╔══
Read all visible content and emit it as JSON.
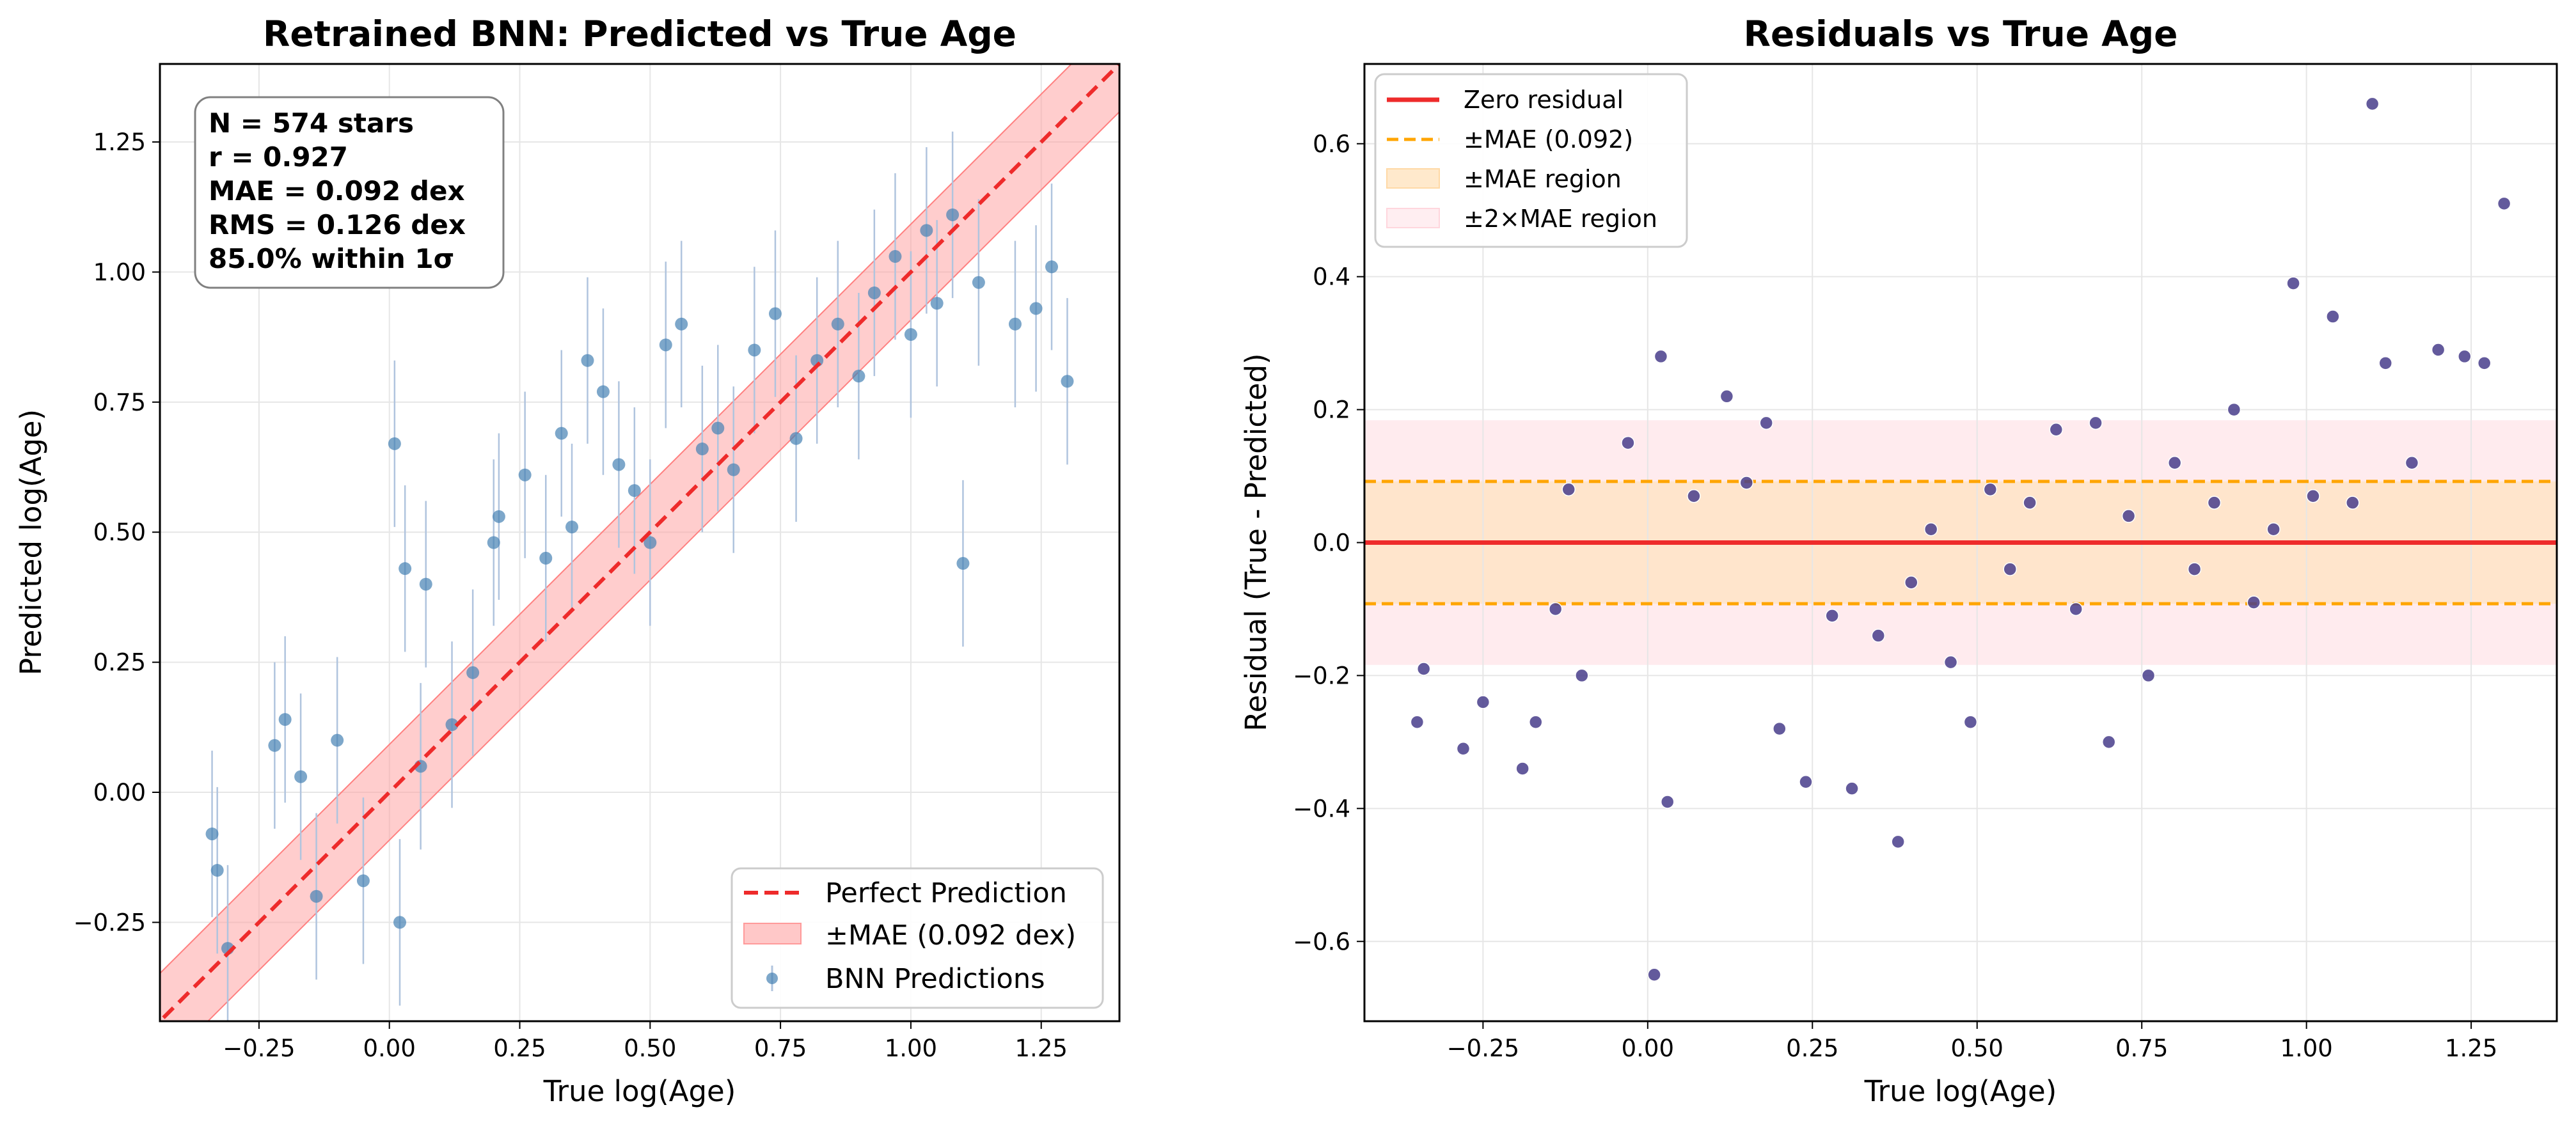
{
  "chart_data": [
    {
      "type": "scatter",
      "title": "Retrained BNN: Predicted vs True Age",
      "xlabel": "True log(Age)",
      "ylabel": "Predicted log(Age)",
      "xlim": [
        -0.44,
        1.4
      ],
      "ylim": [
        -0.44,
        1.4
      ],
      "x_ticks": [
        -0.25,
        0.0,
        0.25,
        0.5,
        0.75,
        1.0,
        1.25
      ],
      "x_tick_labels": [
        "−0.25",
        "0.00",
        "0.25",
        "0.50",
        "0.75",
        "1.00",
        "1.25"
      ],
      "y_ticks": [
        -0.25,
        0.0,
        0.25,
        0.5,
        0.75,
        1.0,
        1.25
      ],
      "y_tick_labels": [
        "−0.25",
        "0.00",
        "0.25",
        "0.50",
        "0.75",
        "1.00",
        "1.25"
      ],
      "grid": true,
      "stats_box": [
        "N = 574 stars",
        "r = 0.927",
        "MAE = 0.092 dex",
        "RMS = 0.126 dex",
        "85.0% within 1σ"
      ],
      "mae": 0.092,
      "legend_position": "lower-right",
      "legend": [
        {
          "label": "Perfect Prediction",
          "style": "dashed-line",
          "color": "#ee2b2b"
        },
        {
          "label": "±MAE (0.092 dex)",
          "style": "band",
          "color": "#ffb3b3"
        },
        {
          "label": "BNN Predictions",
          "style": "marker-errorbar",
          "color": "#4682b4"
        }
      ],
      "point_color": "#4682b4",
      "errorbar_color": "#b0c4de",
      "sample_points": [
        {
          "x": -0.34,
          "y": -0.08
        },
        {
          "x": -0.33,
          "y": -0.15
        },
        {
          "x": -0.31,
          "y": -0.3
        },
        {
          "x": -0.22,
          "y": 0.09
        },
        {
          "x": -0.2,
          "y": 0.14
        },
        {
          "x": -0.17,
          "y": 0.03
        },
        {
          "x": -0.14,
          "y": -0.2
        },
        {
          "x": -0.1,
          "y": 0.1
        },
        {
          "x": -0.05,
          "y": -0.17
        },
        {
          "x": 0.01,
          "y": 0.67
        },
        {
          "x": 0.03,
          "y": 0.43
        },
        {
          "x": 0.07,
          "y": 0.4
        },
        {
          "x": 0.02,
          "y": -0.25
        },
        {
          "x": 0.06,
          "y": 0.05
        },
        {
          "x": 0.12,
          "y": 0.13
        },
        {
          "x": 0.16,
          "y": 0.23
        },
        {
          "x": 0.2,
          "y": 0.48
        },
        {
          "x": 0.21,
          "y": 0.53
        },
        {
          "x": 0.26,
          "y": 0.61
        },
        {
          "x": 0.3,
          "y": 0.45
        },
        {
          "x": 0.33,
          "y": 0.69
        },
        {
          "x": 0.35,
          "y": 0.51
        },
        {
          "x": 0.38,
          "y": 0.83
        },
        {
          "x": 0.41,
          "y": 0.77
        },
        {
          "x": 0.44,
          "y": 0.63
        },
        {
          "x": 0.47,
          "y": 0.58
        },
        {
          "x": 0.5,
          "y": 0.48
        },
        {
          "x": 0.53,
          "y": 0.86
        },
        {
          "x": 0.56,
          "y": 0.9
        },
        {
          "x": 0.6,
          "y": 0.66
        },
        {
          "x": 0.63,
          "y": 0.7
        },
        {
          "x": 0.66,
          "y": 0.62
        },
        {
          "x": 0.7,
          "y": 0.85
        },
        {
          "x": 0.74,
          "y": 0.92
        },
        {
          "x": 0.78,
          "y": 0.68
        },
        {
          "x": 0.82,
          "y": 0.83
        },
        {
          "x": 0.86,
          "y": 0.9
        },
        {
          "x": 0.9,
          "y": 0.8
        },
        {
          "x": 0.93,
          "y": 0.96
        },
        {
          "x": 0.97,
          "y": 1.03
        },
        {
          "x": 1.0,
          "y": 0.88
        },
        {
          "x": 1.03,
          "y": 1.08
        },
        {
          "x": 1.05,
          "y": 0.94
        },
        {
          "x": 1.08,
          "y": 1.11
        },
        {
          "x": 1.1,
          "y": 0.44
        },
        {
          "x": 1.13,
          "y": 0.98
        },
        {
          "x": 1.2,
          "y": 0.9
        },
        {
          "x": 1.24,
          "y": 0.93
        },
        {
          "x": 1.27,
          "y": 1.01
        },
        {
          "x": 1.3,
          "y": 0.79
        }
      ]
    },
    {
      "type": "scatter",
      "title": "Residuals vs True Age",
      "xlabel": "True log(Age)",
      "ylabel": "Residual (True - Predicted)",
      "xlim": [
        -0.43,
        1.38
      ],
      "ylim": [
        -0.72,
        0.72
      ],
      "x_ticks": [
        -0.25,
        0.0,
        0.25,
        0.5,
        0.75,
        1.0,
        1.25
      ],
      "x_tick_labels": [
        "−0.25",
        "0.00",
        "0.25",
        "0.50",
        "0.75",
        "1.00",
        "1.25"
      ],
      "y_ticks": [
        -0.6,
        -0.4,
        -0.2,
        0.0,
        0.2,
        0.4,
        0.6
      ],
      "y_tick_labels": [
        "−0.6",
        "−0.4",
        "−0.2",
        "0.0",
        "0.2",
        "0.4",
        "0.6"
      ],
      "grid": true,
      "mae": 0.092,
      "legend_position": "top-left",
      "legend": [
        {
          "label": "Zero residual",
          "style": "solid-line",
          "color": "#ee2b2b"
        },
        {
          "label": "±MAE (0.092)",
          "style": "dashed-line",
          "color": "#ffa500"
        },
        {
          "label": "±MAE region",
          "style": "band",
          "color": "#ffe3c0"
        },
        {
          "label": "±2×MAE region",
          "style": "band",
          "color": "#ffe6ea"
        }
      ],
      "point_color": "#483d8b",
      "sample_points": [
        {
          "x": -0.35,
          "y": -0.27
        },
        {
          "x": -0.34,
          "y": -0.19
        },
        {
          "x": -0.28,
          "y": -0.31
        },
        {
          "x": -0.25,
          "y": -0.24
        },
        {
          "x": -0.19,
          "y": -0.34
        },
        {
          "x": -0.17,
          "y": -0.27
        },
        {
          "x": -0.14,
          "y": -0.1
        },
        {
          "x": -0.12,
          "y": 0.08
        },
        {
          "x": -0.1,
          "y": -0.2
        },
        {
          "x": -0.03,
          "y": 0.15
        },
        {
          "x": 0.02,
          "y": 0.28
        },
        {
          "x": 0.01,
          "y": -0.65
        },
        {
          "x": 0.03,
          "y": -0.39
        },
        {
          "x": 0.07,
          "y": 0.07
        },
        {
          "x": 0.12,
          "y": 0.22
        },
        {
          "x": 0.15,
          "y": 0.09
        },
        {
          "x": 0.18,
          "y": 0.18
        },
        {
          "x": 0.2,
          "y": -0.28
        },
        {
          "x": 0.24,
          "y": -0.36
        },
        {
          "x": 0.28,
          "y": -0.11
        },
        {
          "x": 0.31,
          "y": -0.37
        },
        {
          "x": 0.35,
          "y": -0.14
        },
        {
          "x": 0.38,
          "y": -0.45
        },
        {
          "x": 0.4,
          "y": -0.06
        },
        {
          "x": 0.43,
          "y": 0.02
        },
        {
          "x": 0.46,
          "y": -0.18
        },
        {
          "x": 0.49,
          "y": -0.27
        },
        {
          "x": 0.52,
          "y": 0.08
        },
        {
          "x": 0.55,
          "y": -0.04
        },
        {
          "x": 0.58,
          "y": 0.06
        },
        {
          "x": 0.62,
          "y": 0.17
        },
        {
          "x": 0.65,
          "y": -0.1
        },
        {
          "x": 0.68,
          "y": 0.18
        },
        {
          "x": 0.7,
          "y": -0.3
        },
        {
          "x": 0.73,
          "y": 0.04
        },
        {
          "x": 0.76,
          "y": -0.2
        },
        {
          "x": 0.8,
          "y": 0.12
        },
        {
          "x": 0.83,
          "y": -0.04
        },
        {
          "x": 0.86,
          "y": 0.06
        },
        {
          "x": 0.89,
          "y": 0.2
        },
        {
          "x": 0.92,
          "y": -0.09
        },
        {
          "x": 0.95,
          "y": 0.02
        },
        {
          "x": 0.98,
          "y": 0.39
        },
        {
          "x": 1.01,
          "y": 0.07
        },
        {
          "x": 1.04,
          "y": 0.34
        },
        {
          "x": 1.07,
          "y": 0.06
        },
        {
          "x": 1.1,
          "y": 0.66
        },
        {
          "x": 1.12,
          "y": 0.27
        },
        {
          "x": 1.16,
          "y": 0.12
        },
        {
          "x": 1.2,
          "y": 0.29
        },
        {
          "x": 1.24,
          "y": 0.28
        },
        {
          "x": 1.27,
          "y": 0.27
        },
        {
          "x": 1.3,
          "y": 0.51
        }
      ]
    }
  ]
}
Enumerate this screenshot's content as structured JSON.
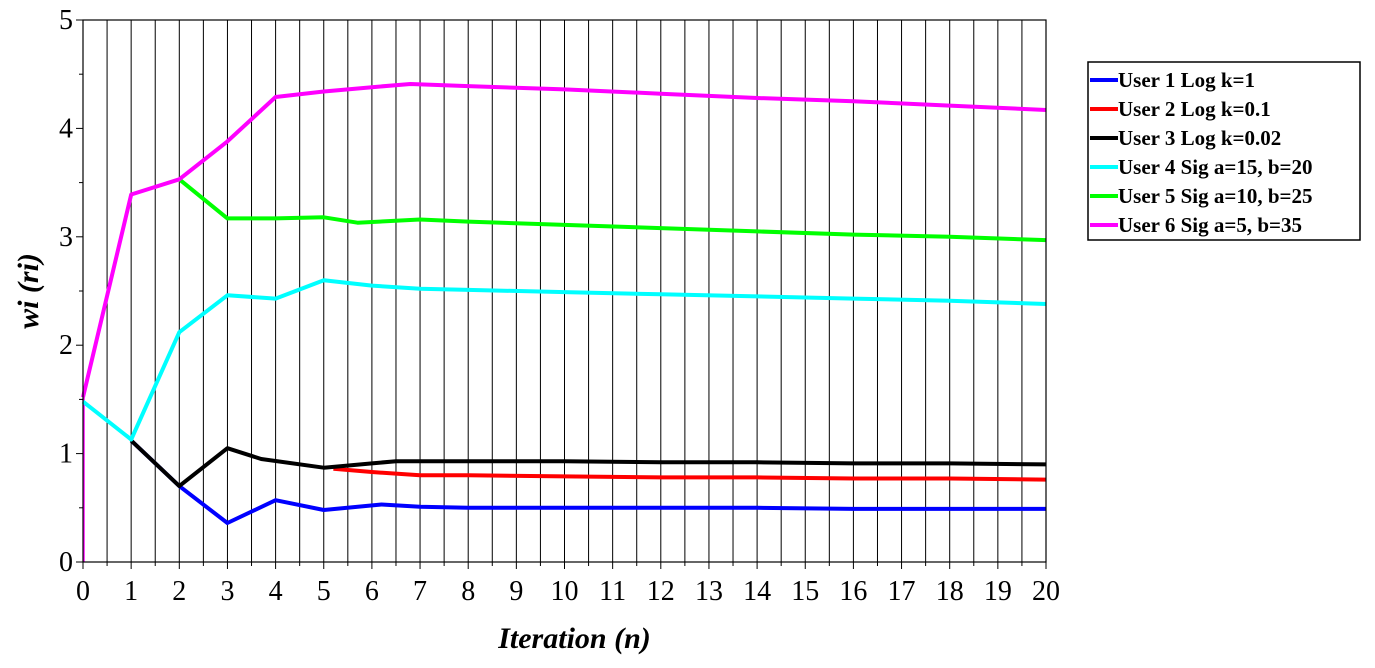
╚══
Do this
How many lines of the listing include the string "content"? Answer with the number alone.

In response
2